** start MATERIAL FOR THIS TASK **

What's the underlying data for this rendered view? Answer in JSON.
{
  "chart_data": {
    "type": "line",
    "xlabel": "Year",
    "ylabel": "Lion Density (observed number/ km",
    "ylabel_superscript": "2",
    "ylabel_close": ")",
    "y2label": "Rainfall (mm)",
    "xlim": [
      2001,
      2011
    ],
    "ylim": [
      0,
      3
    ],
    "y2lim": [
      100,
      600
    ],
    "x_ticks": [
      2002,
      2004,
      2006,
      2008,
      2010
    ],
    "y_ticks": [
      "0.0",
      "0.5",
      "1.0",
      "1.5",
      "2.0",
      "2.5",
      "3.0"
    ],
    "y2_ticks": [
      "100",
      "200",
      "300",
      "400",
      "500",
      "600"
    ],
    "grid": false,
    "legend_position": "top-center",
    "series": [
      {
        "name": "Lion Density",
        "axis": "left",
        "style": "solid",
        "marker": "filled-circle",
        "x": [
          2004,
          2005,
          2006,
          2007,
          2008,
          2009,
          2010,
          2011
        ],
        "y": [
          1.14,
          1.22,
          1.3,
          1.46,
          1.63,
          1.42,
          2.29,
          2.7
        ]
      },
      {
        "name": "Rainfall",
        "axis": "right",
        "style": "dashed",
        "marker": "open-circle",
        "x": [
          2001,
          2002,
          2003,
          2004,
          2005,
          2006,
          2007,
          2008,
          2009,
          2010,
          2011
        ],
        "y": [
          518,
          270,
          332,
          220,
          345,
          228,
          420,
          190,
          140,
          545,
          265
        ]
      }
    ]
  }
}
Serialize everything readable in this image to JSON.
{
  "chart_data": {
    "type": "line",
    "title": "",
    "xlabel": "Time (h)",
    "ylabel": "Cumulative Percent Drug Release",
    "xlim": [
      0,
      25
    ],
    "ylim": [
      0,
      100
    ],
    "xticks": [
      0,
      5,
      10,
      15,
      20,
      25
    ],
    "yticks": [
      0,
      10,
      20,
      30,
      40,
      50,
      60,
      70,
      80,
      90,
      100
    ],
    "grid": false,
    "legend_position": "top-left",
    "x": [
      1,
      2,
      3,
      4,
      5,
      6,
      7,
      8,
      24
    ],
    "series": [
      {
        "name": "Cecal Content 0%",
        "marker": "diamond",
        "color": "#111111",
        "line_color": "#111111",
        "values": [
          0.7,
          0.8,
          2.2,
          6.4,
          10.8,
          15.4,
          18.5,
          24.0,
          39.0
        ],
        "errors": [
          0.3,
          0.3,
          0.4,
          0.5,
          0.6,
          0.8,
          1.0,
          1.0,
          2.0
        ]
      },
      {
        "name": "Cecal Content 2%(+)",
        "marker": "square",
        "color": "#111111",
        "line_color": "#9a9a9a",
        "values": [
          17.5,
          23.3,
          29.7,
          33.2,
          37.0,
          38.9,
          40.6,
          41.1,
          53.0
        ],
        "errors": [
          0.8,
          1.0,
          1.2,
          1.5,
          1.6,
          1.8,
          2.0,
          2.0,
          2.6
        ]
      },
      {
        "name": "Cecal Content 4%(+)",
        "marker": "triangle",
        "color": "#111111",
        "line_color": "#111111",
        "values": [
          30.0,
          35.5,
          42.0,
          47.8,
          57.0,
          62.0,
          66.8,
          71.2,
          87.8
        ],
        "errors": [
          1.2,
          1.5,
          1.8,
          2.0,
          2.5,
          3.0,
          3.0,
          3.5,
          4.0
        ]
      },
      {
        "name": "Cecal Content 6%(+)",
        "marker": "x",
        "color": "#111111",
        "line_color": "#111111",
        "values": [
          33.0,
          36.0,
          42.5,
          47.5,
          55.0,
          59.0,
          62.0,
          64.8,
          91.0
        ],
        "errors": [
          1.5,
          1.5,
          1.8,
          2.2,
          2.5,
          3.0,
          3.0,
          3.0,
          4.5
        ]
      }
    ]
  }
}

** end MATERIAL FOR THIS TASK **

# BRIEF
Print the whole listing exactly as it is.

# FULL ANSWER
What's the underlying data for this rendered view? Answer in JSON.
{
  "chart_data": {
    "type": "line",
    "xlabel": "Year",
    "ylabel": "Lion Density (observed number/ km",
    "ylabel_superscript": "2",
    "ylabel_close": ")",
    "y2label": "Rainfall (mm)",
    "xlim": [
      2001,
      2011
    ],
    "ylim": [
      0,
      3
    ],
    "y2lim": [
      100,
      600
    ],
    "x_ticks": [
      2002,
      2004,
      2006,
      2008,
      2010
    ],
    "y_ticks": [
      "0.0",
      "0.5",
      "1.0",
      "1.5",
      "2.0",
      "2.5",
      "3.0"
    ],
    "y2_ticks": [
      "100",
      "200",
      "300",
      "400",
      "500",
      "600"
    ],
    "grid": false,
    "legend_position": "top-center",
    "series": [
      {
        "name": "Lion Density",
        "axis": "left",
        "style": "solid",
        "marker": "filled-circle",
        "x": [
          2004,
          2005,
          2006,
          2007,
          2008,
          2009,
          2010,
          2011
        ],
        "y": [
          1.14,
          1.22,
          1.3,
          1.46,
          1.63,
          1.42,
          2.29,
          2.7
        ]
      },
      {
        "name": "Rainfall",
        "axis": "right",
        "style": "dashed",
        "marker": "open-circle",
        "x": [
          2001,
          2002,
          2003,
          2004,
          2005,
          2006,
          2007,
          2008,
          2009,
          2010,
          2011
        ],
        "y": [
          518,
          270,
          332,
          220,
          345,
          228,
          420,
          190,
          140,
          545,
          265
        ]
      }
    ]
  }
}
Serialize everything readable in this image to JSON.
{
  "chart_data": {
    "type": "line",
    "title": "",
    "xlabel": "Time (h)",
    "ylabel": "Cumulative Percent Drug Release",
    "xlim": [
      0,
      25
    ],
    "ylim": [
      0,
      100
    ],
    "xticks": [
      0,
      5,
      10,
      15,
      20,
      25
    ],
    "yticks": [
      0,
      10,
      20,
      30,
      40,
      50,
      60,
      70,
      80,
      90,
      100
    ],
    "grid": false,
    "legend_position": "top-left",
    "x": [
      1,
      2,
      3,
      4,
      5,
      6,
      7,
      8,
      24
    ],
    "series": [
      {
        "name": "Cecal Content 0%",
        "marker": "diamond",
        "color": "#111111",
        "line_color": "#111111",
        "values": [
          0.7,
          0.8,
          2.2,
          6.4,
          10.8,
          15.4,
          18.5,
          24.0,
          39.0
        ],
        "errors": [
          0.3,
          0.3,
          0.4,
          0.5,
          0.6,
          0.8,
          1.0,
          1.0,
          2.0
        ]
      },
      {
        "name": "Cecal Content 2%(+)",
        "marker": "square",
        "color": "#111111",
        "line_color": "#9a9a9a",
        "values": [
          17.5,
          23.3,
          29.7,
          33.2,
          37.0,
          38.9,
          40.6,
          41.1,
          53.0
        ],
        "errors": [
          0.8,
          1.0,
          1.2,
          1.5,
          1.6,
          1.8,
          2.0,
          2.0,
          2.6
        ]
      },
      {
        "name": "Cecal Content 4%(+)",
        "marker": "triangle",
        "color": "#111111",
        "line_color": "#111111",
        "values": [
          30.0,
          35.5,
          42.0,
          47.8,
          57.0,
          62.0,
          66.8,
          71.2,
          87.8
        ],
        "errors": [
          1.2,
          1.5,
          1.8,
          2.0,
          2.5,
          3.0,
          3.0,
          3.5,
          4.0
        ]
      },
      {
        "name": "Cecal Content 6%(+)",
        "marker": "x",
        "color": "#111111",
        "line_color": "#111111",
        "values": [
          33.0,
          36.0,
          42.5,
          47.5,
          55.0,
          59.0,
          62.0,
          64.8,
          91.0
        ],
        "errors": [
          1.5,
          1.5,
          1.8,
          2.2,
          2.5,
          3.0,
          3.0,
          3.0,
          4.5
        ]
      }
    ]
  }
}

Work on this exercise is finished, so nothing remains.